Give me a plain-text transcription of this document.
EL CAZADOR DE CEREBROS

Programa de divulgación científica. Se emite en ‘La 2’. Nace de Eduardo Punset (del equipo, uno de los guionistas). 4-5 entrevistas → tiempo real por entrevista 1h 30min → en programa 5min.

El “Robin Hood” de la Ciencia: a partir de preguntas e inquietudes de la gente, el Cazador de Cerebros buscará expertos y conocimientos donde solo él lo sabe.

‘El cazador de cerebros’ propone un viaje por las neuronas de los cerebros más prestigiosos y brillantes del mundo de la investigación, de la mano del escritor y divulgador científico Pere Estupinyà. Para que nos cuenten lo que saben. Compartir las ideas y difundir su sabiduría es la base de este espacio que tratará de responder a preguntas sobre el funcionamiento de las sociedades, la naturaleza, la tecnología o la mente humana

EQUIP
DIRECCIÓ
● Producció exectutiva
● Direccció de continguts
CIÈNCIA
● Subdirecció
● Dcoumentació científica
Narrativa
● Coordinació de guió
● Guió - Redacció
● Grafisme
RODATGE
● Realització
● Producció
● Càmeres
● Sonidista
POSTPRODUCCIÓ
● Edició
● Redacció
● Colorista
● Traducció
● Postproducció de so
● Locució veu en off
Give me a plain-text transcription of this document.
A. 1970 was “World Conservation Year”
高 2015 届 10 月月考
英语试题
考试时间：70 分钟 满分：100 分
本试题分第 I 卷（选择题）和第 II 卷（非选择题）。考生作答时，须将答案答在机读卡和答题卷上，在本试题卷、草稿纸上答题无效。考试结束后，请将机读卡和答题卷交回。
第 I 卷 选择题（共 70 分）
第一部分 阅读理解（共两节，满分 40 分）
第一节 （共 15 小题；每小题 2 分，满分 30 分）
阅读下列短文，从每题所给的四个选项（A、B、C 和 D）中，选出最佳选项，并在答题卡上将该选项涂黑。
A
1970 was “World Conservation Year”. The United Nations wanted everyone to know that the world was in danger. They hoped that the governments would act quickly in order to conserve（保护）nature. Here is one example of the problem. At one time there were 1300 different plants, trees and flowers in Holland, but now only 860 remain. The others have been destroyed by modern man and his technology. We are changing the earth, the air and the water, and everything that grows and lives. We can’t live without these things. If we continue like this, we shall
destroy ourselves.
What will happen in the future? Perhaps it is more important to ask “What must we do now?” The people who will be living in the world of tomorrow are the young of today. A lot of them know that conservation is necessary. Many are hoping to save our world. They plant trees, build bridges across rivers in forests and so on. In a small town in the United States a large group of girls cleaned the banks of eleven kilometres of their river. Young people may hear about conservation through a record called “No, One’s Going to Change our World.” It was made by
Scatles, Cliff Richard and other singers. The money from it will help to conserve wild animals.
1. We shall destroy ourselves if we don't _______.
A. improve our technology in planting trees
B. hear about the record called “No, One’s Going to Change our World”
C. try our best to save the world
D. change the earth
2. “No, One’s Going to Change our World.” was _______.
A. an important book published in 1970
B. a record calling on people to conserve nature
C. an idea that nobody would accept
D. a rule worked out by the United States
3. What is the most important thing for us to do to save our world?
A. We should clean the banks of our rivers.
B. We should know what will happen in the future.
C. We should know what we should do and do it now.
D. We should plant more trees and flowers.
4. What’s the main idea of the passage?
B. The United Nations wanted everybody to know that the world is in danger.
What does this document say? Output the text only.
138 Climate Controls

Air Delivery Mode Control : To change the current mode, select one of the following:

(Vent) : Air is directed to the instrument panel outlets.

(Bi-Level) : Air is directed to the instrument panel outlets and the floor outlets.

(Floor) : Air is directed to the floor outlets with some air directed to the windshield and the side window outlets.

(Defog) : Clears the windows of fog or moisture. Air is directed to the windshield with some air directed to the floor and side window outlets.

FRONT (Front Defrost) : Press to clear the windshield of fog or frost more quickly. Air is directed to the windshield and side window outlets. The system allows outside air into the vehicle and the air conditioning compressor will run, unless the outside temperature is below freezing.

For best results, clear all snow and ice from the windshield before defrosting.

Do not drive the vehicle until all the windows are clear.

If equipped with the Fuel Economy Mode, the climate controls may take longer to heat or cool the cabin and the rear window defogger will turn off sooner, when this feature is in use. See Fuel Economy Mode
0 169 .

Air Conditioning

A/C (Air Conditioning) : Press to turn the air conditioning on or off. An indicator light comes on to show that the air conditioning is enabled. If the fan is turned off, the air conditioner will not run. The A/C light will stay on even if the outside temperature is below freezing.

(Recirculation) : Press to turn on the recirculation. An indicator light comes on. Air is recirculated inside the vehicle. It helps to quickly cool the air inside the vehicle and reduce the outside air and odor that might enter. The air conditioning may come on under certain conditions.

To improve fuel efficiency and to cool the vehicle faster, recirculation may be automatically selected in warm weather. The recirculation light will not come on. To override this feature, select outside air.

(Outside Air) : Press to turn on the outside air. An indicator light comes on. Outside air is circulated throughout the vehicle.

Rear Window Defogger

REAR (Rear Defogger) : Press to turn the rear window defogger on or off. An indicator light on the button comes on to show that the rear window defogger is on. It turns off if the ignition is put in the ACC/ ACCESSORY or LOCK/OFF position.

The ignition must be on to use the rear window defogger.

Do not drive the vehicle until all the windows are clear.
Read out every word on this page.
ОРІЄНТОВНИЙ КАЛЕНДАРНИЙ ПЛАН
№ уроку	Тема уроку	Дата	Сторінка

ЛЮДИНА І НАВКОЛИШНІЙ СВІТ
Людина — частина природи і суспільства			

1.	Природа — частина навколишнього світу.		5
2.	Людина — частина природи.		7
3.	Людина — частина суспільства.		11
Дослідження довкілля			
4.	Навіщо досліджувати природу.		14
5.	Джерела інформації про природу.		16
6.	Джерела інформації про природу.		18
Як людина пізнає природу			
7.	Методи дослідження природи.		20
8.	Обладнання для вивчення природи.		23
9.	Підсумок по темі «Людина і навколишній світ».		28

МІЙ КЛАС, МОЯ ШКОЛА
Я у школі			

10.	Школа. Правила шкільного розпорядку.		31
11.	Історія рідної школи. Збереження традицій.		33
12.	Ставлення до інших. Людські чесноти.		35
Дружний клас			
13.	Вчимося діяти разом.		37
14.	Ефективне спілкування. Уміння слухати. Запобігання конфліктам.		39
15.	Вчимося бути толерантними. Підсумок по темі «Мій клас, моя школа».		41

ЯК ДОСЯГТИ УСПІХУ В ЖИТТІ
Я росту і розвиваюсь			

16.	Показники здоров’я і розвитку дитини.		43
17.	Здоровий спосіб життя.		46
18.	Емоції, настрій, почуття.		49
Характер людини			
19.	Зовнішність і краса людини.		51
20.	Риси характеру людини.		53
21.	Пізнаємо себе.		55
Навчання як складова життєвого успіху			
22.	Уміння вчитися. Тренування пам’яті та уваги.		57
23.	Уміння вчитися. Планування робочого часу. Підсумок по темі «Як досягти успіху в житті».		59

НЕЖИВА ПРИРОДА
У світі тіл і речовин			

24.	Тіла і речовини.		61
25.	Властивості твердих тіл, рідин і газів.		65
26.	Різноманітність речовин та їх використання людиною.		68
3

• • • • • • •

== AIM ==
Write out all records exactly, keeping every detail.

== RESPONSE TO THIS EXERCISE ==
Give me a plain-text transcription of this document.
EL CAZADOR DE CEREBROS

Programa de divulgación científica. Se emite en ‘La 2’. Nace de Eduardo Punset (del equipo, uno de los guionistas). 4-5 entrevistas → tiempo real por entrevista 1h 30min → en programa 5min.

El “Robin Hood” de la Ciencia: a partir de preguntas e inquietudes de la gente, el Cazador de Cerebros buscará expertos y conocimientos donde solo él lo sabe.

‘El cazador de cerebros’ propone un viaje por las neuronas de los cerebros más prestigiosos y brillantes del mundo de la investigación, de la mano del escritor y divulgador científico Pere Estupinyà. Para que nos cuenten lo que saben. Compartir las ideas y difundir su sabiduría es la base de este espacio que tratará de responder a preguntas sobre el funcionamiento de las sociedades, la naturaleza, la tecnología o la mente humana

EQUIP
DIRECCIÓ
● Producció exectutiva
● Direccció de continguts
CIÈNCIA
● Subdirecció
● Dcoumentació científica
Narrativa
● Coordinació de guió
● Guió - Redacció
● Grafisme
RODATGE
● Realització
● Producció
● Càmeres
● Sonidista
POSTPRODUCCIÓ
● Edició
● Redacció
● Colorista
● Traducció
● Postproducció de so
● Locució veu en off
Give me a plain-text transcription of this document.
A. 1970 was “World Conservation Year”
高 2015 届 10 月月考
英语试题
考试时间：70 分钟 满分：100 分
本试题分第 I 卷（选择题）和第 II 卷（非选择题）。考生作答时，须将答案答在机读卡和答题卷上，在本试题卷、草稿纸上答题无效。考试结束后，请将机读卡和答题卷交回。
第 I 卷 选择题（共 70 分）
第一部分 阅读理解（共两节，满分 40 分）
第一节 （共 15 小题；每小题 2 分，满分 30 分）
阅读下列短文，从每题所给的四个选项（A、B、C 和 D）中，选出最佳选项，并在答题卡上将该选项涂黑。
A
1970 was “World Conservation Year”. The United Nations wanted everyone to know that the world was in danger. They hoped that the governments would act quickly in order to conserve（保护）nature. Here is one example of the problem. At one time there were 1300 different plants, trees and flowers in Holland, but now only 860 remain. The others have been destroyed by modern man and his technology. We are changing the earth, the air and the water, and everything that grows and lives. We can’t live without these things. If we continue like this, we shall
destroy ourselves.
What will happen in the future? Perhaps it is more important to ask “What must we do now?” The people who will be living in the world of tomorrow are the young of today. A lot of them know that conservation is necessary. Many are hoping to save our world. They plant trees, build bridges across rivers in forests and so on. In a small town in the United States a large group of girls cleaned the banks of eleven kilometres of their river. Young people may hear about conservation through a record called “No, One’s Going to Change our World.” It was made by
Scatles, Cliff Richard and other singers. The money from it will help to conserve wild animals.
1. We shall destroy ourselves if we don't _______.
A. improve our technology in planting trees
B. hear about the record called “No, One’s Going to Change our World”
C. try our best to save the world
D. change the earth
2. “No, One’s Going to Change our World.” was _______.
A. an important book published in 1970
B. a record calling on people to conserve nature
C. an idea that nobody would accept
D. a rule worked out by the United States
3. What is the most important thing for us to do to save our world?
A. We should clean the banks of our rivers.
B. We should know what will happen in the future.
C. We should know what we should do and do it now.
D. We should plant more trees and flowers.
4. What’s the main idea of the passage?
B. The United Nations wanted everybody to know that the world is in danger.
What does this document say? Output the text only.
138 Climate Controls

Air Delivery Mode Control : To change the current mode, select one of the following:

(Vent) : Air is directed to the instrument panel outlets.

(Bi-Level) : Air is directed to the instrument panel outlets and the floor outlets.

(Floor) : Air is directed to the floor outlets with some air directed to the windshield and the side window outlets.

(Defog) : Clears the windows of fog or moisture. Air is directed to the windshield with some air directed to the floor and side window outlets.

FRONT (Front Defrost) : Press to clear the windshield of fog or frost more quickly. Air is directed to the windshield and side window outlets. The system allows outside air into the vehicle and the air conditioning compressor will run, unless the outside temperature is below freezing.

For best results, clear all snow and ice from the windshield before defrosting.

Do not drive the vehicle until all the windows are clear.

If equipped with the Fuel Economy Mode, the climate controls may take longer to heat or cool the cabin and the rear window defogger will turn off sooner, when this feature is in use. See Fuel Economy Mode
0 169 .

Air Conditioning

A/C (Air Conditioning) : Press to turn the air conditioning on or off. An indicator light comes on to show that the air conditioning is enabled. If the fan is turned off, the air conditioner will not run. The A/C light will stay on even if the outside temperature is below freezing.

(Recirculation) : Press to turn on the recirculation. An indicator light comes on. Air is recirculated inside the vehicle. It helps to quickly cool the air inside the vehicle and reduce the outside air and odor that might enter. The air conditioning may come on under certain conditions.

To improve fuel efficiency and to cool the vehicle faster, recirculation may be automatically selected in warm weather. The recirculation light will not come on. To override this feature, select outside air.

(Outside Air) : Press to turn on the outside air. An indicator light comes on. Outside air is circulated throughout the vehicle.

Rear Window Defogger

REAR (Rear Defogger) : Press to turn the rear window defogger on or off. An indicator light on the button comes on to show that the rear window defogger is on. It turns off if the ignition is put in the ACC/ ACCESSORY or LOCK/OFF position.

The ignition must be on to use the rear window defogger.

Do not drive the vehicle until all the windows are clear.
Read out every word on this page.
ОРІЄНТОВНИЙ КАЛЕНДАРНИЙ ПЛАН
№ уроку	Тема уроку	Дата	Сторінка

ЛЮДИНА І НАВКОЛИШНІЙ СВІТ
Людина — частина природи і суспільства			

1.	Природа — частина навколишнього світу.		5
2.	Людина — частина природи.		7
3.	Людина — частина суспільства.		11
Дослідження довкілля			
4.	Навіщо досліджувати природу.		14
5.	Джерела інформації про природу.		16
6.	Джерела інформації про природу.		18
Як людина пізнає природу			
7.	Методи дослідження природи.		20
8.	Обладнання для вивчення природи.		23
9.	Підсумок по темі «Людина і навколишній світ».		28

МІЙ КЛАС, МОЯ ШКОЛА
Я у школі			

10.	Школа. Правила шкільного розпорядку.		31
11.	Історія рідної школи. Збереження традицій.		33
12.	Ставлення до інших. Людські чесноти.		35
Дружний клас			
13.	Вчимося діяти разом.		37
14.	Ефективне спілкування. Уміння слухати. Запобігання конфліктам.		39
15.	Вчимося бути толерантними. Підсумок по темі «Мій клас, моя школа».		41

ЯК ДОСЯГТИ УСПІХУ В ЖИТТІ
Я росту і розвиваюсь			

16.	Показники здоров’я і розвитку дитини.		43
17.	Здоровий спосіб життя.		46
18.	Емоції, настрій, почуття.		49
Характер людини			
19.	Зовнішність і краса людини.		51
20.	Риси характеру людини.		53
21.	Пізнаємо себе.		55
Навчання як складова життєвого успіху			
22.	Уміння вчитися. Тренування пам’яті та уваги.		57
23.	Уміння вчитися. Планування робочого часу. Підсумок по темі «Як досягти успіху в житті».		59

НЕЖИВА ПРИРОДА
У світі тіл і речовин			

24.	Тіла і речовини.		61
25.	Властивості твердих тіл, рідин і газів.		65
26.	Різноманітність речовин та їх використання людиною.		68
3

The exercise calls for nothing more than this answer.